[start of Data entries]
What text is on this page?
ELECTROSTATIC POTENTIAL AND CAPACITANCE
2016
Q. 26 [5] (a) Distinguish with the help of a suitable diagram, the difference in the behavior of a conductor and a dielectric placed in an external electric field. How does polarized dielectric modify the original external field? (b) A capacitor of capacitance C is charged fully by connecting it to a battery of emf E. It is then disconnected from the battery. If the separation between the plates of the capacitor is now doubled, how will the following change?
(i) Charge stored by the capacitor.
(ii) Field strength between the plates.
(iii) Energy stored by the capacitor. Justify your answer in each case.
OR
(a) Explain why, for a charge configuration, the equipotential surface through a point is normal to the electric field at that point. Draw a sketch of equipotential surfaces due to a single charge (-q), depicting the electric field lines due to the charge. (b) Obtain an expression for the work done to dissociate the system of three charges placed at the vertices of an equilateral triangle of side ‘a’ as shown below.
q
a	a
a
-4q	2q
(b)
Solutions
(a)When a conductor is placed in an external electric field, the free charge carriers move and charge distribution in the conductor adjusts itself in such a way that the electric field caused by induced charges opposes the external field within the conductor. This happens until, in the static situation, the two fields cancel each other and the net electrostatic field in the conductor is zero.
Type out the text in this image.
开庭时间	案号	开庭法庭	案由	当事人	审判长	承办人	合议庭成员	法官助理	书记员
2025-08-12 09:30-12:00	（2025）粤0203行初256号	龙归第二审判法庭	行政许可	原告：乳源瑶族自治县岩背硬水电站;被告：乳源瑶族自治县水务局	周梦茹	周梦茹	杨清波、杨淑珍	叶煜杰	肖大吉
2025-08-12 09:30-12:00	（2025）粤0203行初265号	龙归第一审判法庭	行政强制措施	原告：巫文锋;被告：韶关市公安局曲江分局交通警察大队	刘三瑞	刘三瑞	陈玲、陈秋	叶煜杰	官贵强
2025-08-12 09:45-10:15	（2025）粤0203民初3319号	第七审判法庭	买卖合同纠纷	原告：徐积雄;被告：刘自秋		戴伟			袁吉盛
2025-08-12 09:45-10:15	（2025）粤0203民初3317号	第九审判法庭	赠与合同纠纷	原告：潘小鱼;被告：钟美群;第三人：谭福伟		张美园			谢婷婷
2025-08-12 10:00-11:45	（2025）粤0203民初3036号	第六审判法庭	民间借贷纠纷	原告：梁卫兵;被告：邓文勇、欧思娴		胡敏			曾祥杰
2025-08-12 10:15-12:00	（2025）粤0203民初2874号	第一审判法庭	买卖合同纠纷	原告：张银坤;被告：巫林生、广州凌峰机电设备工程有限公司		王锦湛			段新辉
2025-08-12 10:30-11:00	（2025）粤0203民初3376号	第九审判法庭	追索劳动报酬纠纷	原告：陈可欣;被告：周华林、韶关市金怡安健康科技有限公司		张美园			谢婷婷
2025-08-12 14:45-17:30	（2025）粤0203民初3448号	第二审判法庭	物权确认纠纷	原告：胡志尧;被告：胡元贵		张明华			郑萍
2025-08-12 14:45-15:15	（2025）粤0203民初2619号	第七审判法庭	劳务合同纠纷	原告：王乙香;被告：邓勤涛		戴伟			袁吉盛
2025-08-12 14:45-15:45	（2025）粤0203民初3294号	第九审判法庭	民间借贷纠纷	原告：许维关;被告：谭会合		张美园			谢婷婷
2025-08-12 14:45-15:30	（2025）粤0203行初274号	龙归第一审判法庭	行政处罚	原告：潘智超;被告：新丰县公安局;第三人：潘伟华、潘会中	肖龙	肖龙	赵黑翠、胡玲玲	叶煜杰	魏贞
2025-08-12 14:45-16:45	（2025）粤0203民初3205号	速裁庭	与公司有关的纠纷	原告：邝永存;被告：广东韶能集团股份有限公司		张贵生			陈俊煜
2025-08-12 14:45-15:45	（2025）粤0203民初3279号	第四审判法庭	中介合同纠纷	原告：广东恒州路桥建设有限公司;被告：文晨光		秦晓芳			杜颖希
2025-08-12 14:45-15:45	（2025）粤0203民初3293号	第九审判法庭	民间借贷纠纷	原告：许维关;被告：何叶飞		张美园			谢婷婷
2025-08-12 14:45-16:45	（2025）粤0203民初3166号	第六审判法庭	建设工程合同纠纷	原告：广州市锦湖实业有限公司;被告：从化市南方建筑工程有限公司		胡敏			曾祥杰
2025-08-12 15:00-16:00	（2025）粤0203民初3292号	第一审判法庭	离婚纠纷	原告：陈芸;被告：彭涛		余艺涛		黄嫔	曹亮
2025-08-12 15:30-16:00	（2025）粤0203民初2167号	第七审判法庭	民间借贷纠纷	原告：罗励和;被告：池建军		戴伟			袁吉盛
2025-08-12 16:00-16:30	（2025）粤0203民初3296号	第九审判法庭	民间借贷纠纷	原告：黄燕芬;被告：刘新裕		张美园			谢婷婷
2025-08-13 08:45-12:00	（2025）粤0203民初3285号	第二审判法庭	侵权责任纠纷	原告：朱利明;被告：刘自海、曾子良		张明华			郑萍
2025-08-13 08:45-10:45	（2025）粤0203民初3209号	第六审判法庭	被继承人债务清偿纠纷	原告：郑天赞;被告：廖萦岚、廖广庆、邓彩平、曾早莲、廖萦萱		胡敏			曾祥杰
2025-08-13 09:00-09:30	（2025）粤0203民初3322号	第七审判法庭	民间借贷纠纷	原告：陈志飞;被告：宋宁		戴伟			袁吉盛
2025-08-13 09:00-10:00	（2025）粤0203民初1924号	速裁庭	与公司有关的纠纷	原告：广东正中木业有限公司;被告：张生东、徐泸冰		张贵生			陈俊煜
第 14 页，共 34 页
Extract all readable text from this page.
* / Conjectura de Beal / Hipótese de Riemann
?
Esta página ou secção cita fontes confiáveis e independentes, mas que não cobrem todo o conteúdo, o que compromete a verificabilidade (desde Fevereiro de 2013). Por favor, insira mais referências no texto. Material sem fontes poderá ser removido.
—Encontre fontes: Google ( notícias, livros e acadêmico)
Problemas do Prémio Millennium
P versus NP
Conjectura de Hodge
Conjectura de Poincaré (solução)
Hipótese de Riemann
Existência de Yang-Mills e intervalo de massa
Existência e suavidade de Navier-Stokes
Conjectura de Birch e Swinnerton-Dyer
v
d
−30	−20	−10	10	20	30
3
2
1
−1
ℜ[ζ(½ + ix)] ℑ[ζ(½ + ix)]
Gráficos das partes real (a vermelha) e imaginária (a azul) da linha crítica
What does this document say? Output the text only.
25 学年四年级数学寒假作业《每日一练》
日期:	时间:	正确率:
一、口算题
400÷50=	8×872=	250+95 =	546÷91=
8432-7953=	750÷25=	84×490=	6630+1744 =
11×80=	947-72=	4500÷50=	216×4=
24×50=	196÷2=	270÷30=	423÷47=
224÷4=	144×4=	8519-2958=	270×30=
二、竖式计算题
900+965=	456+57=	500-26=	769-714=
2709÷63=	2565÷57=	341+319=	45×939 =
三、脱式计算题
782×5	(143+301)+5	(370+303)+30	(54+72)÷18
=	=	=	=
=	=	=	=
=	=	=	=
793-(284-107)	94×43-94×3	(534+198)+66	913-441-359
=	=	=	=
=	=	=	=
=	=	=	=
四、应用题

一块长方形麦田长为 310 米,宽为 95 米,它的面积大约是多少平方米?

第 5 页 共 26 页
[end of Data entries]
* _Work to complete_
Write out, word for word, the line containing "What does this" and every line after it to the end of the data above.

* _Correct result_
What does this document say? Output the text only.
25 学年四年级数学寒假作业《每日一练》
日期:	时间:	正确率:
一、口算题
400÷50=	8×872=	250+95 =	546÷91=
8432-7953=	750÷25=	84×490=	6630+1744 =
11×80=	947-72=	4500÷50=	216×4=
24×50=	196÷2=	270÷30=	423÷47=
224÷4=	144×4=	8519-2958=	270×30=
二、竖式计算题
900+965=	456+57=	500-26=	769-714=
2709÷63=	2565÷57=	341+319=	45×939 =
三、脱式计算题
782×5	(143+301)+5	(370+303)+30	(54+72)÷18
=	=	=	=
=	=	=	=
=	=	=	=
793-(284-107)	94×43-94×3	(534+198)+66	913-441-359
=	=	=	=
=	=	=	=
=	=	=	=
四、应用题

一块长方形麦田长为 310 米,宽为 95 米,它的面积大约是多少平方米?

第 5 页 共 26 页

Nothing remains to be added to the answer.